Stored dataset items
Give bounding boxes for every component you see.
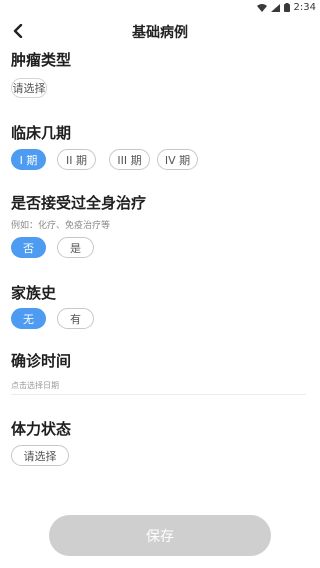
family-option-yes[interactable]: 有 xyxy=(57,308,94,329)
stage-option-3[interactable]: III 期 xyxy=(109,149,150,170)
treatment-option-yes[interactable]: 是 xyxy=(57,237,94,258)
status-icons: 2:34 xyxy=(256,2,316,13)
diagnosis-time-title: 确诊时间 xyxy=(11,352,72,370)
diagnosis-divider xyxy=(11,394,306,395)
battery-icon xyxy=(283,3,290,12)
diagnosis-date-picker[interactable]: 点击选择日期 xyxy=(11,380,59,391)
signal-icon xyxy=(270,3,280,12)
stage-option-4[interactable]: IV 期 xyxy=(157,149,198,170)
clock-time: 2:34 xyxy=(293,2,316,13)
tumor-type-select-button[interactable]: 请选择 xyxy=(11,78,47,98)
treatment-option-no[interactable]: 否 xyxy=(11,237,46,258)
systemic-treatment-hint: 例如：化疗、免疫治疗等 xyxy=(11,221,111,231)
systemic-treatment-title: 是否接受过全身治疗 xyxy=(11,194,147,212)
page-title: 基础病例 xyxy=(132,25,188,41)
status-bar: 2:34 xyxy=(0,0,320,16)
nav-bar: 基础病例 xyxy=(0,16,320,48)
clinical-stage-title: 临床几期 xyxy=(11,124,72,142)
wifi-icon xyxy=(256,3,267,12)
physical-status-title: 体力状态 xyxy=(11,420,72,438)
tumor-type-title: 肿瘤类型 xyxy=(11,51,72,69)
stage-option-1[interactable]: I 期 xyxy=(11,149,46,170)
physical-status-select-button[interactable]: 请选择 xyxy=(11,445,69,466)
save-button[interactable]: 保存 xyxy=(49,515,271,556)
family-history-title: 家族史 xyxy=(11,284,57,302)
stage-option-2[interactable]: II 期 xyxy=(57,149,96,170)
family-option-no[interactable]: 无 xyxy=(11,308,46,329)
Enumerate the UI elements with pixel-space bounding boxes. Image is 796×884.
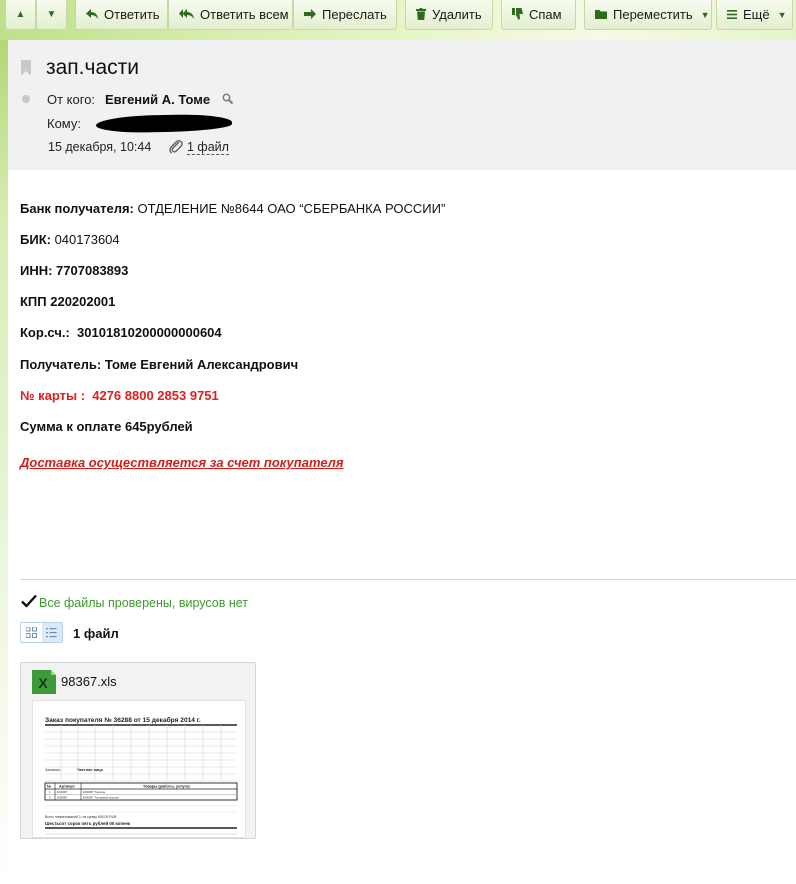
spam-button[interactable]: Спам xyxy=(501,0,576,30)
list-icon xyxy=(46,628,57,638)
search-icon[interactable] xyxy=(222,93,234,105)
arrow-up-icon: ▲ xyxy=(15,8,26,20)
inn-line: ИНН: 7707083893 xyxy=(20,263,129,278)
list-view-button[interactable] xyxy=(41,623,62,642)
excel-file-icon: X xyxy=(32,670,56,694)
folder-icon xyxy=(595,8,607,21)
recipient-line: Получатель: Томе Евгений Александрович xyxy=(20,357,299,372)
bookmark-icon[interactable] xyxy=(21,60,31,76)
previous-message-button[interactable]: ▲ xyxy=(5,0,36,30)
amount-line: Сумма к оплате 645рублей xyxy=(20,419,193,434)
message-header: зап.части От кого: Евгений А. Томе Кому:… xyxy=(8,40,796,170)
preview-col-goods: Товары (работы, услуги) xyxy=(143,785,190,789)
to-label: Кому: xyxy=(47,116,81,131)
svg-text:ENR087: ENR087 xyxy=(57,790,68,794)
thumbs-down-icon xyxy=(512,7,523,22)
arrow-down-icon: ▼ xyxy=(46,8,57,20)
more-label: Ещё xyxy=(743,7,770,22)
forward-icon xyxy=(304,8,316,21)
message-subject: зап.части xyxy=(46,56,139,79)
read-status-icon[interactable] xyxy=(22,95,30,103)
chevron-down-icon: ▼ xyxy=(700,9,710,20)
bank-line: Банк получателя: ОТДЕЛЕНИЕ №8644 ОАО “СБ… xyxy=(20,201,445,216)
svg-text:ENR087: ENR087 xyxy=(57,796,68,800)
correspondent-account-line: Кор.сч.: 30101810200000000604 xyxy=(20,325,222,340)
move-button[interactable]: Переместить ▼ xyxy=(584,0,712,30)
card-number-line: № карты : 4276 8800 2853 9751 xyxy=(20,388,219,403)
move-label: Переместить xyxy=(613,7,693,22)
attachment-filename[interactable]: 98367.xls xyxy=(61,674,117,689)
grid-icon xyxy=(25,627,37,638)
message-date: 15 декабря, 10:44 xyxy=(48,140,152,154)
divider xyxy=(20,579,796,580)
preview-title: Заказ покупателя № 36288 от 15 декабря 2… xyxy=(45,716,201,724)
delete-button[interactable]: Удалить xyxy=(405,0,493,30)
forward-button[interactable]: Переслать xyxy=(293,0,397,30)
reply-label: Ответить xyxy=(104,7,160,22)
preview-col-number: № xyxy=(47,785,51,789)
bank-value: ОТДЕЛЕНИЕ №8644 ОАО “СБЕРБАНКА РОССИИ” xyxy=(133,201,446,216)
preview-amount-words: Шестьсот сорок пять рублей 00 копеек xyxy=(45,821,131,826)
sender-name[interactable]: Евгений А. Томе xyxy=(105,92,210,107)
svg-text:X: X xyxy=(38,675,48,691)
delivery-note: Доставка осуществляется за счет покупате… xyxy=(20,455,344,470)
kpp-line: КПП 220202001 xyxy=(20,294,116,309)
preview-buyer-label: Заказчик: xyxy=(45,768,61,772)
grid-view-button[interactable] xyxy=(21,623,42,642)
spam-label: Спам xyxy=(529,7,562,22)
svg-text:1: 1 xyxy=(49,790,51,794)
delete-label: Удалить xyxy=(432,7,482,22)
checkmark-icon xyxy=(21,594,37,608)
svg-text:2: 2 xyxy=(49,796,51,800)
recipient-redaction xyxy=(95,113,233,134)
preview-col-article: Артикул xyxy=(59,785,75,789)
bik-line: БИК: 040173604 xyxy=(20,232,120,247)
reply-all-button[interactable]: Ответить всем xyxy=(168,0,293,30)
next-message-button[interactable]: ▼ xyxy=(36,0,67,30)
virus-check-status: Все файлы проверены, вирусов нет xyxy=(39,596,249,610)
reply-button[interactable]: Ответить xyxy=(75,0,168,30)
attachments-count: 1 файл xyxy=(73,626,119,641)
preview-total: Всего наименований 2, на сумму 645,00 RU… xyxy=(45,815,117,819)
message-toolbar: ▲ ▼ Ответить Ответить всем Переслать Уда… xyxy=(0,0,796,40)
attachments-link[interactable]: 1 файл xyxy=(187,140,229,155)
forward-label: Переслать xyxy=(322,7,387,22)
paperclip-icon xyxy=(169,140,183,154)
chevron-down-icon: ▼ xyxy=(777,9,787,20)
bank-label: Банк получателя: xyxy=(20,201,134,216)
trash-icon xyxy=(416,7,426,22)
preview-row-2: ENR087 Топливный фильтр xyxy=(83,796,119,800)
background-decoration xyxy=(0,0,8,884)
reply-icon xyxy=(86,8,98,21)
reply-all-icon xyxy=(179,8,194,21)
attachment-preview[interactable]: Заказ покупателя № 36288 от 15 декабря 2… xyxy=(32,700,246,838)
spreadsheet-preview-image: Заказ покупателя № 36288 от 15 декабря 2… xyxy=(44,716,238,835)
from-label: От кого: xyxy=(47,92,96,107)
attachments-view-toggle xyxy=(20,622,63,643)
reply-all-label: Ответить всем xyxy=(200,7,289,22)
more-button[interactable]: Ещё ▼ xyxy=(716,0,793,30)
preview-row-1: ENR087 Тормозн. xyxy=(83,790,106,794)
bik-label: БИК: xyxy=(20,232,51,247)
menu-icon xyxy=(727,8,737,21)
attachment-card[interactable]: X 98367.xls Заказ покупателя № 36288 от … xyxy=(20,662,256,839)
preview-buyer-value: Частное лицо xyxy=(77,768,104,772)
bik-value: 040173604 xyxy=(50,232,120,247)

### [PROBLEM]
A verbatim copy of every entry is wanted; the pictures stay out of it.

### [ANSWER TO THE EXERCISE]
Give bounding boxes for every component you see.
family-option-yes[interactable]: 有 xyxy=(57,308,94,329)
stage-option-3[interactable]: III 期 xyxy=(109,149,150,170)
treatment-option-yes[interactable]: 是 xyxy=(57,237,94,258)
status-icons: 2:34 xyxy=(256,2,316,13)
diagnosis-time-title: 确诊时间 xyxy=(11,352,72,370)
diagnosis-divider xyxy=(11,394,306,395)
battery-icon xyxy=(283,3,290,12)
diagnosis-date-picker[interactable]: 点击选择日期 xyxy=(11,380,59,391)
signal-icon xyxy=(270,3,280,12)
stage-option-4[interactable]: IV 期 xyxy=(157,149,198,170)
clock-time: 2:34 xyxy=(293,2,316,13)
tumor-type-select-button[interactable]: 请选择 xyxy=(11,78,47,98)
treatment-option-no[interactable]: 否 xyxy=(11,237,46,258)
systemic-treatment-hint: 例如：化疗、免疫治疗等 xyxy=(11,221,111,231)
systemic-treatment-title: 是否接受过全身治疗 xyxy=(11,194,147,212)
page-title: 基础病例 xyxy=(132,25,188,41)
status-bar: 2:34 xyxy=(0,0,320,16)
nav-bar: 基础病例 xyxy=(0,16,320,48)
clinical-stage-title: 临床几期 xyxy=(11,124,72,142)
wifi-icon xyxy=(256,3,267,12)
physical-status-title: 体力状态 xyxy=(11,420,72,438)
tumor-type-title: 肿瘤类型 xyxy=(11,51,72,69)
stage-option-1[interactable]: I 期 xyxy=(11,149,46,170)
physical-status-select-button[interactable]: 请选择 xyxy=(11,445,69,466)
save-button[interactable]: 保存 xyxy=(49,515,271,556)
family-history-title: 家族史 xyxy=(11,284,57,302)
stage-option-2[interactable]: II 期 xyxy=(57,149,96,170)
family-option-no[interactable]: 无 xyxy=(11,308,46,329)
Enumerate the UI elements with pixel-space bounding boxes. Image is 796×884.
spam-button[interactable]: Спам xyxy=(501,0,576,30)
list-icon xyxy=(46,628,57,638)
search-icon[interactable] xyxy=(222,93,234,105)
arrow-up-icon: ▲ xyxy=(15,8,26,20)
inn-line: ИНН: 7707083893 xyxy=(20,263,129,278)
list-view-button[interactable] xyxy=(41,623,62,642)
excel-file-icon: X xyxy=(32,670,56,694)
folder-icon xyxy=(595,8,607,21)
recipient-line: Получатель: Томе Евгений Александрович xyxy=(20,357,299,372)
bookmark-icon[interactable] xyxy=(21,60,31,76)
previous-message-button[interactable]: ▲ xyxy=(5,0,36,30)
amount-line: Сумма к оплате 645рублей xyxy=(20,419,193,434)
message-header: зап.части От кого: Евгений А. Томе Кому:… xyxy=(8,40,796,170)
preview-col-goods: Товары (работы, услуги) xyxy=(143,785,190,789)
to-label: Кому: xyxy=(47,116,81,131)
svg-text:ENR087: ENR087 xyxy=(57,790,68,794)
thumbs-down-icon xyxy=(512,7,523,22)
arrow-down-icon: ▼ xyxy=(46,8,57,20)
more-label: Ещё xyxy=(743,7,770,22)
forward-icon xyxy=(304,8,316,21)
message-subject: зап.части xyxy=(46,56,139,79)
read-status-icon[interactable] xyxy=(22,95,30,103)
chevron-down-icon: ▼ xyxy=(700,9,710,20)
bank-line: Банк получателя: ОТДЕЛЕНИЕ №8644 ОАО “СБ… xyxy=(20,201,445,216)
svg-text:ENR087: ENR087 xyxy=(57,796,68,800)
correspondent-account-line: Кор.сч.: 30101810200000000604 xyxy=(20,325,222,340)
move-button[interactable]: Переместить ▼ xyxy=(584,0,712,30)
card-number-line: № карты : 4276 8800 2853 9751 xyxy=(20,388,219,403)
move-label: Переместить xyxy=(613,7,693,22)
attachment-filename[interactable]: 98367.xls xyxy=(61,674,117,689)
grid-icon xyxy=(25,627,37,638)
message-date: 15 декабря, 10:44 xyxy=(48,140,152,154)
divider xyxy=(20,579,796,580)
preview-title: Заказ покупателя № 36288 от 15 декабря 2… xyxy=(45,716,201,724)
delete-button[interactable]: Удалить xyxy=(405,0,493,30)
forward-button[interactable]: Переслать xyxy=(293,0,397,30)
reply-label: Ответить xyxy=(104,7,160,22)
preview-col-number: № xyxy=(47,785,51,789)
bank-value: ОТДЕЛЕНИЕ №8644 ОАО “СБЕРБАНКА РОССИИ” xyxy=(133,201,446,216)
preview-amount-words: Шестьсот сорок пять рублей 00 копеек xyxy=(45,821,131,826)
sender-name[interactable]: Евгений А. Томе xyxy=(105,92,210,107)
svg-text:X: X xyxy=(38,675,48,691)
delivery-note: Доставка осуществляется за счет покупате… xyxy=(20,455,344,470)
kpp-line: КПП 220202001 xyxy=(20,294,116,309)
preview-buyer-label: Заказчик: xyxy=(45,768,61,772)
grid-view-button[interactable] xyxy=(21,623,42,642)
spam-label: Спам xyxy=(529,7,562,22)
svg-text:1: 1 xyxy=(49,790,51,794)
delete-label: Удалить xyxy=(432,7,482,22)
checkmark-icon xyxy=(21,594,37,608)
svg-text:2: 2 xyxy=(49,796,51,800)
recipient-redaction xyxy=(95,113,233,134)
preview-col-article: Артикул xyxy=(59,785,75,789)
bik-line: БИК: 040173604 xyxy=(20,232,120,247)
reply-all-button[interactable]: Ответить всем xyxy=(168,0,293,30)
next-message-button[interactable]: ▼ xyxy=(36,0,67,30)
virus-check-status: Все файлы проверены, вирусов нет xyxy=(39,596,249,610)
reply-button[interactable]: Ответить xyxy=(75,0,168,30)
attachments-count: 1 файл xyxy=(73,626,119,641)
preview-total: Всего наименований 2, на сумму 645,00 RU… xyxy=(45,815,117,819)
message-toolbar: ▲ ▼ Ответить Ответить всем Переслать Уда… xyxy=(0,0,796,40)
attachments-link[interactable]: 1 файл xyxy=(187,140,229,155)
forward-label: Переслать xyxy=(322,7,387,22)
paperclip-icon xyxy=(169,140,183,154)
chevron-down-icon: ▼ xyxy=(777,9,787,20)
bank-label: Банк получателя: xyxy=(20,201,134,216)
trash-icon xyxy=(416,7,426,22)
preview-row-2: ENR087 Топливный фильтр xyxy=(83,796,119,800)
background-decoration xyxy=(0,0,8,884)
reply-icon xyxy=(86,8,98,21)
reply-all-icon xyxy=(179,8,194,21)
attachment-preview[interactable]: Заказ покупателя № 36288 от 15 декабря 2… xyxy=(32,700,246,838)
spreadsheet-preview-image: Заказ покупателя № 36288 от 15 декабря 2… xyxy=(44,716,238,835)
from-label: От кого: xyxy=(47,92,96,107)
attachments-view-toggle xyxy=(20,622,63,643)
reply-all-label: Ответить всем xyxy=(200,7,289,22)
more-button[interactable]: Ещё ▼ xyxy=(716,0,793,30)
preview-row-1: ENR087 Тормозн. xyxy=(83,790,106,794)
bik-label: БИК: xyxy=(20,232,51,247)
menu-icon xyxy=(727,8,737,21)
attachment-card[interactable]: X 98367.xls Заказ покупателя № 36288 от … xyxy=(20,662,256,839)
preview-buyer-value: Частное лицо xyxy=(77,768,104,772)
bik-value: 040173604 xyxy=(50,232,120,247)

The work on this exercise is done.